[GIVEN EXERCISE]
Rewrite the rows starting at the beginning and ending at the line that contains "y-tick-label: 40% — [117, 362, 165, 391]", replacing "chart-background" with "plot-background" and leaving everything else unchanged.
----------
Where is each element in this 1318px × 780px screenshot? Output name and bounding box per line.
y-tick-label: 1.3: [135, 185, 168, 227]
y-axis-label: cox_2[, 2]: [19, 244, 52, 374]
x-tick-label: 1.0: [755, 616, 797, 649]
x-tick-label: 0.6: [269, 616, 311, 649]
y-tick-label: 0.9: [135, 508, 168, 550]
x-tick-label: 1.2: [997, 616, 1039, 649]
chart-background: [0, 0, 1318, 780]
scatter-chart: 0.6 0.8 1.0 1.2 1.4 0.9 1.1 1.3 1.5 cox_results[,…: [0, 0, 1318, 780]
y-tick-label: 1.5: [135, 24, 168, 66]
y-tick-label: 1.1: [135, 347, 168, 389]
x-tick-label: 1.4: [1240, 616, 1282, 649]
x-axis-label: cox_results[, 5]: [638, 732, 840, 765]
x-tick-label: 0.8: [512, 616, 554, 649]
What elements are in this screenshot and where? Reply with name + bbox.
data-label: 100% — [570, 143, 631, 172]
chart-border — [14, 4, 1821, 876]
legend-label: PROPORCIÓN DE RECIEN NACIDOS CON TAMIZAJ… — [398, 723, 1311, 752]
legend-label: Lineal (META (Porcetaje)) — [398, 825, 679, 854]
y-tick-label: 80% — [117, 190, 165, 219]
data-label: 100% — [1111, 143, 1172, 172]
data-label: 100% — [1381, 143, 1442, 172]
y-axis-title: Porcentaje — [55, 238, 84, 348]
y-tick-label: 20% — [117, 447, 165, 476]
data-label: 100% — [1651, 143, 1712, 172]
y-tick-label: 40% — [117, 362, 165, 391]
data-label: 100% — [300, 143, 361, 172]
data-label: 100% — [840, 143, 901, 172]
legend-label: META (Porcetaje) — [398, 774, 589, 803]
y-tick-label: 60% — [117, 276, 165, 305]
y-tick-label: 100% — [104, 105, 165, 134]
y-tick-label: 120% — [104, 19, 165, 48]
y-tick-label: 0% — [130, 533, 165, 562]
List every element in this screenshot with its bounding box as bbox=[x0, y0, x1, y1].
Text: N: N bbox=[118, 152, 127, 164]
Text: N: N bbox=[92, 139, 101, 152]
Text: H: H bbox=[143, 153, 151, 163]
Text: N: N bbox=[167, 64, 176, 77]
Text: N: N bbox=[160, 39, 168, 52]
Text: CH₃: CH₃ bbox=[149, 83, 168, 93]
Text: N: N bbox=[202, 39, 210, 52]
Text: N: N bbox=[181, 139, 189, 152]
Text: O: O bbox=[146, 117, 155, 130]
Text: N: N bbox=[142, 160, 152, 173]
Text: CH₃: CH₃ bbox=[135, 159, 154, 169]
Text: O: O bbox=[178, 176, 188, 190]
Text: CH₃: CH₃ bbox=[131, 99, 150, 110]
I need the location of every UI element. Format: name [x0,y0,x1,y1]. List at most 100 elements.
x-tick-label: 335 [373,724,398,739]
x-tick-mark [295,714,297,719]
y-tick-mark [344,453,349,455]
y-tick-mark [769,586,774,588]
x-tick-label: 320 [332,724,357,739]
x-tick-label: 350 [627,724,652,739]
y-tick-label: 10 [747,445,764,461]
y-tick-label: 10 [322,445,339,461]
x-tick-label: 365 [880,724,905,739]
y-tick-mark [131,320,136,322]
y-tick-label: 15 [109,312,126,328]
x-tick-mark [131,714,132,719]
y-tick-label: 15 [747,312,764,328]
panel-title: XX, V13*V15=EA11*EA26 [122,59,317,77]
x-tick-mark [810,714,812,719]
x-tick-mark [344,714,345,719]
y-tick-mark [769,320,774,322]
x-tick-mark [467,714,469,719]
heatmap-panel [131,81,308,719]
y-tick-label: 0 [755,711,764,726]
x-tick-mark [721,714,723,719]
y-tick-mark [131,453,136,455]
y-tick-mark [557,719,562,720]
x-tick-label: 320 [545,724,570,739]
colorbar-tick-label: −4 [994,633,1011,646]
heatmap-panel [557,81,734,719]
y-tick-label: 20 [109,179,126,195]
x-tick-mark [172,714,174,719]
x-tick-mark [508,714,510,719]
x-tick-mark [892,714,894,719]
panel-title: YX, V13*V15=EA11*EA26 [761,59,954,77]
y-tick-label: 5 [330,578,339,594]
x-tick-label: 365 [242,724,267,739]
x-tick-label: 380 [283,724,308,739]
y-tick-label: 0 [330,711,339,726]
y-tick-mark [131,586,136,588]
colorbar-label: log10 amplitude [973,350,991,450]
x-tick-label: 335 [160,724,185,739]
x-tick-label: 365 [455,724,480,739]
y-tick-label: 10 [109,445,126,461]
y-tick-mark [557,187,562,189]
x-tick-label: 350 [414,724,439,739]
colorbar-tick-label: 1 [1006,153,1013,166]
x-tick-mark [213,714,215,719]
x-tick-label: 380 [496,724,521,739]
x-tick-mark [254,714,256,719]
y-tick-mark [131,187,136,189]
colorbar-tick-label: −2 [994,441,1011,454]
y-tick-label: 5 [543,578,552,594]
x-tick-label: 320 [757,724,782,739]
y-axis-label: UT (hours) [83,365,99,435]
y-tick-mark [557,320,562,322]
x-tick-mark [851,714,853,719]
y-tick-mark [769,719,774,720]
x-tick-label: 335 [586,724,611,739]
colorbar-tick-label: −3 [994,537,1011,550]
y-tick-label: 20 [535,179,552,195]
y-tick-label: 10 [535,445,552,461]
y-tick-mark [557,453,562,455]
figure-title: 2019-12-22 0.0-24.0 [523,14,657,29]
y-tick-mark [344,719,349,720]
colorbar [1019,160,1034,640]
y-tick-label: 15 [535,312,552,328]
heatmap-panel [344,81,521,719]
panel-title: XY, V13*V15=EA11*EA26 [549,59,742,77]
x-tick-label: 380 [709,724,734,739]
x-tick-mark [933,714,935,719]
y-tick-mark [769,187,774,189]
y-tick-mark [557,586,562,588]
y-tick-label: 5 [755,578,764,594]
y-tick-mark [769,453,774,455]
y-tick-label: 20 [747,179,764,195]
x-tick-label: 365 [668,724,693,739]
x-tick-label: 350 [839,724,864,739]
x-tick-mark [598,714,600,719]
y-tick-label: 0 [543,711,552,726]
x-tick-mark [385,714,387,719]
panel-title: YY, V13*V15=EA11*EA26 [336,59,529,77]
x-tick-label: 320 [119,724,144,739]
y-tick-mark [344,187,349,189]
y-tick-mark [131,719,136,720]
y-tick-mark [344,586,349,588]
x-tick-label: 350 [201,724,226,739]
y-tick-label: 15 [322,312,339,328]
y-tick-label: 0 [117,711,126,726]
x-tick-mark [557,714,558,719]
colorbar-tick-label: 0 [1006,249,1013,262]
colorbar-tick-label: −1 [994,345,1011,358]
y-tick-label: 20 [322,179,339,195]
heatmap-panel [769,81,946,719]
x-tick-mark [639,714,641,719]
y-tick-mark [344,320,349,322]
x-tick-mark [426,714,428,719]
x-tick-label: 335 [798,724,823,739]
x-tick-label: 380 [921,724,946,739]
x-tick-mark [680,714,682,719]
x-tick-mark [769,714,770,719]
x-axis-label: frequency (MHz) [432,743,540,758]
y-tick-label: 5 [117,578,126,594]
----------
[ANSWER TO THE PROBLEM]
Where is each element in this 1318px × 780px screenshot? Output name and bounding box per line.
y-tick-label: 1.3: [135, 185, 168, 227]
y-axis-label: cox_2[, 2]: [19, 244, 52, 374]
x-tick-label: 1.0: [755, 616, 797, 649]
x-tick-label: 0.6: [269, 616, 311, 649]
y-tick-label: 0.9: [135, 508, 168, 550]
x-tick-label: 1.2: [997, 616, 1039, 649]
plot-background: [0, 0, 1318, 780]
scatter-chart: 0.6 0.8 1.0 1.2 1.4 0.9 1.1 1.3 1.5 cox_results[,…: [0, 0, 1318, 780]
y-tick-label: 1.5: [135, 24, 168, 66]
y-tick-label: 1.1: [135, 347, 168, 389]
x-tick-label: 1.4: [1240, 616, 1282, 649]
x-axis-label: cox_results[, 5]: [638, 732, 840, 765]
x-tick-label: 0.8: [512, 616, 554, 649]
What elements are in this screenshot and where? Reply with name + bbox.
data-label: 100% — [570, 143, 631, 172]
chart-border — [14, 4, 1821, 876]
legend-label: PROPORCIÓN DE RECIEN NACIDOS CON TAMIZAJ… — [398, 723, 1311, 752]
legend-label: Lineal (META (Porcetaje)) — [398, 825, 679, 854]
y-tick-label: 80% — [117, 190, 165, 219]
data-label: 100% — [1111, 143, 1172, 172]
data-label: 100% — [1381, 143, 1442, 172]
y-axis-title: Porcentaje — [55, 238, 84, 348]
y-tick-label: 20% — [117, 447, 165, 476]
data-label: 100% — [1651, 143, 1712, 172]
y-tick-label: 40% — [117, 362, 165, 391]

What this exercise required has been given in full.